== SHORT TASK ==
Transcribe, word for word, the line containing "What does this" and each line following it through the end of the listing below. Omit all other lines.

== EXTRACTED RECORDS ==
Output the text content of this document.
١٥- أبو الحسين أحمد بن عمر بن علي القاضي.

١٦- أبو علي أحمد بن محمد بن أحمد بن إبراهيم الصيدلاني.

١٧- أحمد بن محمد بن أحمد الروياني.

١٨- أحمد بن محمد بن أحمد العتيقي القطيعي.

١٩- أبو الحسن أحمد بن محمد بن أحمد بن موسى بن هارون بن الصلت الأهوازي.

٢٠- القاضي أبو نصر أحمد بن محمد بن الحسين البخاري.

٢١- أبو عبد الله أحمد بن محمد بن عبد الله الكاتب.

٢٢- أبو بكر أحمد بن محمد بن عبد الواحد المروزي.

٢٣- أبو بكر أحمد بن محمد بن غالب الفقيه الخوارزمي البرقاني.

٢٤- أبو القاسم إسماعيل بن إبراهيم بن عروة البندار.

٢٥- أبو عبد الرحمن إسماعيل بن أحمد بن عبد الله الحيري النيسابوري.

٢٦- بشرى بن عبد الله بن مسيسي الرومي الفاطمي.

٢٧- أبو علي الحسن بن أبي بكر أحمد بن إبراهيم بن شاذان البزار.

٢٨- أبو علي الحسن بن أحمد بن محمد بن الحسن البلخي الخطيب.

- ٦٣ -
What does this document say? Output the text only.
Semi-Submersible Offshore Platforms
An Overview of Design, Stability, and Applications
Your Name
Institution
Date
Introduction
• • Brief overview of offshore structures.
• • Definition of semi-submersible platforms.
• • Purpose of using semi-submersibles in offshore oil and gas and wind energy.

== TASK SOLUTION ==
What does this document say? Output the text only.
Semi-Submersible Offshore Platforms
An Overview of Design, Stability, and Applications
Your Name
Institution
Date
Introduction
• • Brief overview of offshore structures.
• • Definition of semi-submersible platforms.
• • Purpose of using semi-submersibles in offshore oil and gas and wind energy.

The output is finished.